Challenge A: According to the WMCLSTMCell documentation, which function is used for both σ_c and σ_h?
Challenge B: Please continue the WMCLSTMCell documentation from its last line.

Text segment:
---*---

A long short-term memory cell with working memory connections (WMCLSTMCell).

Based on arXiv:2109.00020.

The cell update equations are:

\[\begin{split}\begin{aligned} \mathbf{i}(t) &= \sigma\bigl( \mathbf{W}_{ih}^{i}\,\mathbf{x}(t) + \mathbf{b}_{ih}^{i} + \mathbf{W}_{hh}^{i}\,\mathbf{h}(t-1) + \mathbf{b}_{hh}^{i} + \mathbf{W}_{mh}^{i}\,\mathbf{c}(t-1) + \mathbf{b}_{mh}^{i} \bigr), \\ \mathbf{f}(t) &= \sigma\bigl( \mathbf{W}_{ih}^{f}\,\mathbf{x}(t) + \mathbf{b}_{ih}^{f} + \mathbf{W}_{hh}^{f}\,\mathbf{h}(t-1) + \mathbf{b}_{hh}^{f} + \mathbf{W}_{mh}^{f}\,\mathbf{c}(t-1) + \mathbf{b}_{mh}^{f} \bigr), \\ \mathbf{c}(t) &= \mathbf{f}(t) \circ \mathbf{c}(t-1) \;+\;\mathbf{i}(t)\circ\sigma_c\bigl(\mathbf{W}_{ih}^{c}\,\mathbf{x}(t) + \mathbf{b}_{ih}^{c}\bigr), \\ \mathbf{o}(t) &= \sigma\bigl( \mathbf{W}_{ih}^{o}\,\mathbf{x}(t) + \mathbf{b}_{ih}^{o} + \mathbf{W}_{hh}^{o}\,\mathbf{h}(t-1) + \mathbf{b}_{hh}^{o} + \mathbf{W}_{mh}^{o}\,\mathbf{c}(t) + \mathbf{b}_{mh}^{o} \bigr), \\ \mathbf{h}(t) &= \mathbf{o}(t)\circ\sigma_h\bigl(\mathbf{c}(t)\bigr), \end{aligned}\end{split}\]

where \(\sigma\) is the sigmoid function, \(\sigma_c\) and \(\sigma_h\) are cell and output activations (here both are torch.tanh), and \(\circ\) denotes elementwise multiplication.

Parameters:

input_size (int) – Number of features in the input \(\mathbf{x}(t)\).
hidden_size (int) – Number of features in the hidden state \(\mathbf{h}(t)\).
bias (bool, optional) – If False, disables \(\mathbf{b}_{ih}\). Default: True.

---*---

Given material:
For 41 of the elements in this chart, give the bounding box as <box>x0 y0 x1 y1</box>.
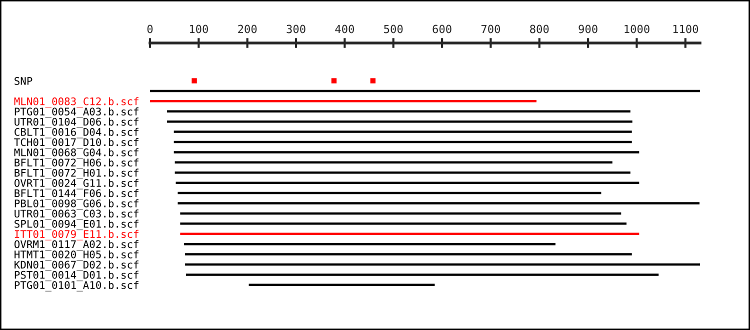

---*---

Right answer A: Both are torch.tanh.

Right answer B:
recurrent_bias (bool, optional) – If False, disables \(\mathbf{b}_{hh}\). Default: True.
memory_bias (bool, optional) – If False, disables \(\mathbf{b}_{mh}\). Default: True.
kernel_init (Callable, optional) – Initializer for input-to-hidden weights \(\mathbf{W}_{ih}^{\{i,f,c,o\}}\). Default: nn.init.xavier_uniform_.
recurrent_kernel_init (Callable, optional) – Initializer for hidden-to-hidden weights \(\mathbf{W}_{hh}^{\{i,f,o\}}\). Default: nn.init.xavier_uniform_.
memory_kernel_init (Callable, optional) – Initializer for working-memory weights \(\mathbf{W}_{mh}^{\{i,f,o\}}\). Default: nn.init.xavier_uniform_.
bias_init (Callable, optional) – Initializer for input biases \(\mathbf{b}_{ih}^{\{i,f,c,o\}}\). Default: nn.init.zeros_.
recurrent_bias_init (Callable, optional) – Initializer for hidden biases \(\mathbf{b}_{hh}^{\{i,f,o\}}\). Default: nn.init.zeros_.
memory_bias_init (Callable, optional) – Initializer for memory biases \(\mathbf{b}_{mh}^{\{i,f,o\}}\). Default: nn.init.zeros_.
device (torch.device, optional) – Device for parameters.
dtype (torch.dtype, optional) – Data type for parameters.

Inputs:

inp (Tensor): Current input \(\mathbf{x}(t)\),
shape \((N, input\_size)\) or \((input\_size)\).
state (Tuple[Tensor, Tensor], optional): Previous hidden and cell states
(\(\mathbf{h}(t-1)\), \(\mathbf{c}(t-1)\)), each of shape \((N, hidden\_size)\) or \((hidden\_size)\). Defaults to zeros.

Outputs:

new_state (Tensor): Updated hidden state \(\mathbf{h}(t)\),
shape \((N, hidden\_size)\) or \((hidden\_size)\).
new_cstate (Tensor): Updated cell state \(\mathbf{c}(t)\),
shape \((N, hidden\_size)\) or \((hidden\_size)\).

weight_ih

Input-to-hidden weights, shape (4*hidden_size, input_size), split into i, f, c, o gates along dim=0.

Type:: Tensor

weight_hh

Hidden-to-hidden weights, shape (4*hidden_size, hidden_size), split into i, f, c, o gates.

Type:: Tensor

weight_mh

Working-memory weights, shape (3*hidden_size, hidden_size), split into i, f, o contributions.

Type:: Tensor

bias_ih

Input biases, shape (4*hidden_size,).

Type:: Tensor

bias_hh

Hidden biases, shape (4*hidden_size,).

Type:: Tensor

bias_mh

Memory biases, shape (3*hidden_size,).

Type:: Tensor

Examples::

>>> cell = WMCLSTMCell(input_size=8, hidden_size=16)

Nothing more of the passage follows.